* [PASSAGE TO READ]:
****************************************

Wednesday, 25 January 2012

St Pauls Birmingham

With the recent news of the closure of yet another chain of Christian bookshops (Wesley Owen) and the devastating result this will bring to the lives of the employees, the loss to the customers and the resulting absence of further losses of a Christian witness on the streets of our towns and cities, it seems somewhat heartless of us to rejoice in the fact that today St Pauls has celebrated the 10th anniversary of the opening of our shop at St Chad’s Cathedral in Birmingham.

However, for us it has been a day of celebration and thanksgiving. The principle event being the celebration of Mass in St Chad’s Cathedral attended by the staff of the bookshop, representatives of St Pauls in London, a number of our loyal customers and priests and people of the diocese of Birmingham. It was also very good to have Tim Tiley with us.

The photograph shows some of the staff of our shop, including Lorenzo Torri, the Manager, (second from the left) whose commitment and dedication to the mission of St Pauls has made an invaluable contribution to the fact that we have been able to have this celebration today.

The Conversion of St Paul

A meditation from Sister Wendy Beckett for the Feast of the Conversion of St Paul.

On the whole, artists were not especially interested in St Paul. The one event though that did attract artistic attention was his dramatic conversion. St Luke describes vividly in the Acts of the Apostles how he fell to the ground while he was on his way to Damascus "breathing threats and murder against the disciples of the Lord".

Nobody could have better appreciated this all-consuming anger than Caravaggio, perhaps the most violent artist in history. I sometimes think, equally, that no artist might have so longed to be overthrown, turned from his headlong career into savagery, and brought to his senses as St Paul was. Caravaggio enters fully into the shock of this incident but maybe his fellow feeling is almost envious.

****************************************

* [MATERIAL SUPPLIED]:
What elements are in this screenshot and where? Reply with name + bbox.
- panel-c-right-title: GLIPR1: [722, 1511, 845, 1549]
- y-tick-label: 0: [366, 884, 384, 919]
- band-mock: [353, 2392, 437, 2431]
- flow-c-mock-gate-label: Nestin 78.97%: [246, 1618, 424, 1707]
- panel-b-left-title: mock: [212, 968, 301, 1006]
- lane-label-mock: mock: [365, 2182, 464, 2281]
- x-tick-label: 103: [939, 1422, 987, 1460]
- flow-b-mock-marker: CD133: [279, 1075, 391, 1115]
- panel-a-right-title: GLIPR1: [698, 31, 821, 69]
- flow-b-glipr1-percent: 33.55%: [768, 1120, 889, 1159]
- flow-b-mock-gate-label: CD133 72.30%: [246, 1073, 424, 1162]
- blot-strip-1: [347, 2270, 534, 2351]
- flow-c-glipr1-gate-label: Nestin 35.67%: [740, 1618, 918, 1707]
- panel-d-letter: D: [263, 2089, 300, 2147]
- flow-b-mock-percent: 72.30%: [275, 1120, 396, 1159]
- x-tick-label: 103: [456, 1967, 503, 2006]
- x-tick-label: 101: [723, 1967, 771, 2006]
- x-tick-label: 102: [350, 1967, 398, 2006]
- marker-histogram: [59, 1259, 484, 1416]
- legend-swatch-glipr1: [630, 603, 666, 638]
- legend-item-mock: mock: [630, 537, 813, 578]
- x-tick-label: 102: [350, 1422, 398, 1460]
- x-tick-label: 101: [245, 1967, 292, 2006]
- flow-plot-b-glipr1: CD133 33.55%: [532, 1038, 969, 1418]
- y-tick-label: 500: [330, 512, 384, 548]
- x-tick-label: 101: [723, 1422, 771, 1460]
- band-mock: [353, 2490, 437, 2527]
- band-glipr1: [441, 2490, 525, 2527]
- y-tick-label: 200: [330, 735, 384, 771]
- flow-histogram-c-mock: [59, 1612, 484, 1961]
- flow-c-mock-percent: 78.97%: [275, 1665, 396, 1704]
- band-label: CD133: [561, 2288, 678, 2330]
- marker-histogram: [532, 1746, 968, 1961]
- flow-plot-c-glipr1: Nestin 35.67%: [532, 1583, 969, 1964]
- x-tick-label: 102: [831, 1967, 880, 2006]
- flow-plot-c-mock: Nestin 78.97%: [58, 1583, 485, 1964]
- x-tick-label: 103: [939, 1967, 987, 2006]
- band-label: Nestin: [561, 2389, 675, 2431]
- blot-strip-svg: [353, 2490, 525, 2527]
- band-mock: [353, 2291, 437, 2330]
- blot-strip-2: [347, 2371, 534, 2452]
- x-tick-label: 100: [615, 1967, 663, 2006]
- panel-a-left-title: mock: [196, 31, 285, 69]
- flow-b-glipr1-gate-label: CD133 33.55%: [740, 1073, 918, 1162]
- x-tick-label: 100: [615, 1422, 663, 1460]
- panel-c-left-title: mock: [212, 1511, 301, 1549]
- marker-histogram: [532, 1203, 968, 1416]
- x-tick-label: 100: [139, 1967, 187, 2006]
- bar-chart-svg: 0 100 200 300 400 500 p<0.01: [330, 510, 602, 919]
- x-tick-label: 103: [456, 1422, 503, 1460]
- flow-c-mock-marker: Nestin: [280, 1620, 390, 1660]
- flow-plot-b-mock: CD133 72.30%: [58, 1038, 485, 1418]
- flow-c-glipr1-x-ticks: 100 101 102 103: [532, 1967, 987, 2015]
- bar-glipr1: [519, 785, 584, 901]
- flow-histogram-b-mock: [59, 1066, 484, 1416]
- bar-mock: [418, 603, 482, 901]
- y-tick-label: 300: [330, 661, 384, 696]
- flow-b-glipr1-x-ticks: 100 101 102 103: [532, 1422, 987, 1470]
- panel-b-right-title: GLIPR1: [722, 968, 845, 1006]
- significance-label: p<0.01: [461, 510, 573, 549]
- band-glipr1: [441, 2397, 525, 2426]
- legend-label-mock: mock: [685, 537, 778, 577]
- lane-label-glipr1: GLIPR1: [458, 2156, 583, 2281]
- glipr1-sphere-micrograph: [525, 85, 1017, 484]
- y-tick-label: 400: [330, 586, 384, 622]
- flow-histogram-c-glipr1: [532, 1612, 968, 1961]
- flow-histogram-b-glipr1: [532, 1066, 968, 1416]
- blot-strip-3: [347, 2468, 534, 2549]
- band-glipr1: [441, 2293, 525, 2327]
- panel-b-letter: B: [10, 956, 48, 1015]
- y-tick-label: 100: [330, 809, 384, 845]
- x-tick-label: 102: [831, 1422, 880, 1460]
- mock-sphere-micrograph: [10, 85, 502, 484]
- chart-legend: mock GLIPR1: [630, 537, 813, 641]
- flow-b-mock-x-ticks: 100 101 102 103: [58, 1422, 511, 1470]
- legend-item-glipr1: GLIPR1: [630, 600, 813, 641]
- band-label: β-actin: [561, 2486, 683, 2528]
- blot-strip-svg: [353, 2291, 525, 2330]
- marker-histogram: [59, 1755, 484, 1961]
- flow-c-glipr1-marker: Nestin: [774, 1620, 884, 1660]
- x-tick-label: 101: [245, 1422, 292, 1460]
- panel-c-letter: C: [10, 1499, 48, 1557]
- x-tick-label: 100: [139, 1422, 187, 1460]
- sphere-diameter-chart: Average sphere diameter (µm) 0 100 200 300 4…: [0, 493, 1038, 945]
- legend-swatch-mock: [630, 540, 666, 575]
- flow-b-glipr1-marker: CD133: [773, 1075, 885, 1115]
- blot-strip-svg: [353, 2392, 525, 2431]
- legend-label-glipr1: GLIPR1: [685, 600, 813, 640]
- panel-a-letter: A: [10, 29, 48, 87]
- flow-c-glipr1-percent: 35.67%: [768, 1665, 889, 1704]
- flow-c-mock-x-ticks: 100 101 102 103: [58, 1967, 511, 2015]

****************************************

* [WRITTEN INSTRUCTION 1]:
Summarize the St Pauls blog post in two sentences.
* [WRITTEN INSTRUCTION 2]:
Reproduce the part of the St Pauls blog post that opens with the words containing "Wednesday, 25 January" and closes with "Cathedral in Birmingham.".
* [WRITTEN INSTRUCTION 3]:
Take the St Pauls blog post further, writing on from its last sentence in the same reflective voice.
The rows are separate material with no connection to the St Pauls blog post.

* [EXERCISE RESULT 1]:
Despite news of the closure of the Wesley Owen chain of Christian bookshops, St Pauls celebrated the 10th anniversary of its shop at St Chad's Cathedral in Birmingham with a Mass attended by staff, representatives from London, customers, and priests and people of the diocese. The post also includes a meditation by Sister Wendy Beckett for the Feast of the Conversion of St Paul, which reflects on Caravaggio's portrayal of that event.

* [EXERCISE RESULT 2]:
Wednesday, 25 January 2012

St Pauls Birmingham

With the recent news of the closure of yet another chain of Christian bookshops (Wesley Owen) and the devastating result this will bring to the lives of the employees, the loss to the customers and the resulting absence of further losses of a Christian witness on the streets of our towns and cities, it seems somewhat heartless of us to rejoice in the fact that today St Pauls has celebrated the 10th anniversary of the opening of our shop at St Chad’s Cathedral in Birmingham.

* [EXERCISE RESULT 3]:
This was the central event of Paul’s life, "a conversion" that changed him completely, but which poor, angry Caravaggio was never to know. He shows us St Paul, or rather, not yet St Paul but still the hostile Saul, flung from the security and eminence of his horse. Saul’s head almost juts out into our space; he is upside down, dislocated, we cannot see his facial expression, but must read the whole story from his body language. A bright light is shining full upon him, blinding him, and he hears the voice of Jesus: "Saul, Saul, why do you persecute me?" All Saul can stutter in reply is, "Who are you Lord?" The heavenly answer must have chilled him to the bone. His use of the word "Lord" means that Saul understood well that it was God who was speaking to him. And God says, "I am Jesus who you are persecuting."

St Paul was to spend his life unravelling the depth of that reply. How many of us understand it? All he had done against the Christians in Jerusalem, Jesus saw as done against himself. Years later, in the Gospels, it would be remembered "whatever you do to the least of my brethren you do to me". This was something Jesus tried again and again to teach His Apostles. St Paul, "last of the Apostles, an Apostle born out of due time" may well have been the first to understand to the full the impact of this teaching. He had not consciously persecuted anyone but those who he thought were enemies of God. But to persecute is an act wholly alien to God’s love. St Paul was to learn from this shattering experience that our neighbour, any neighbour, the most obnoxious neighbour, is still Jesus. Caravaggio dwells upon Paul’s horror and abasement. The very horse seems to withdraw from him; notice that uplifted hoof, and his companion looks down on him in sad amazement. But those arms, outstretched in fear and astonishment, are also outstretched in surrender. It never enters Paul’s mind but to obey the vision and change his entire lifestyle.

Picture: The Conversion of St Paul, Caravaggio © Bridgeman Art Library, London.
Text: Sister Wendy Contemplates Saint Paul in Art © ST PAULS Publishing.

Tuesday, 24 January 2012

Birmingham 10 years on

10 years ago today, Archbishop Vincent Nichols (then Archbishop of Birmingham) formally opened and blessed St Pauls bookshop at St Chad’s Cathedral.

Over these 10 years a great deal has happened within the Christian booktrade - much of it resulting in the closure of many shops from around the country. Sadly, this appears to be a trend that has not yet been reversed. We at St Pauls count ourselves blessed that we have not been affected in this way.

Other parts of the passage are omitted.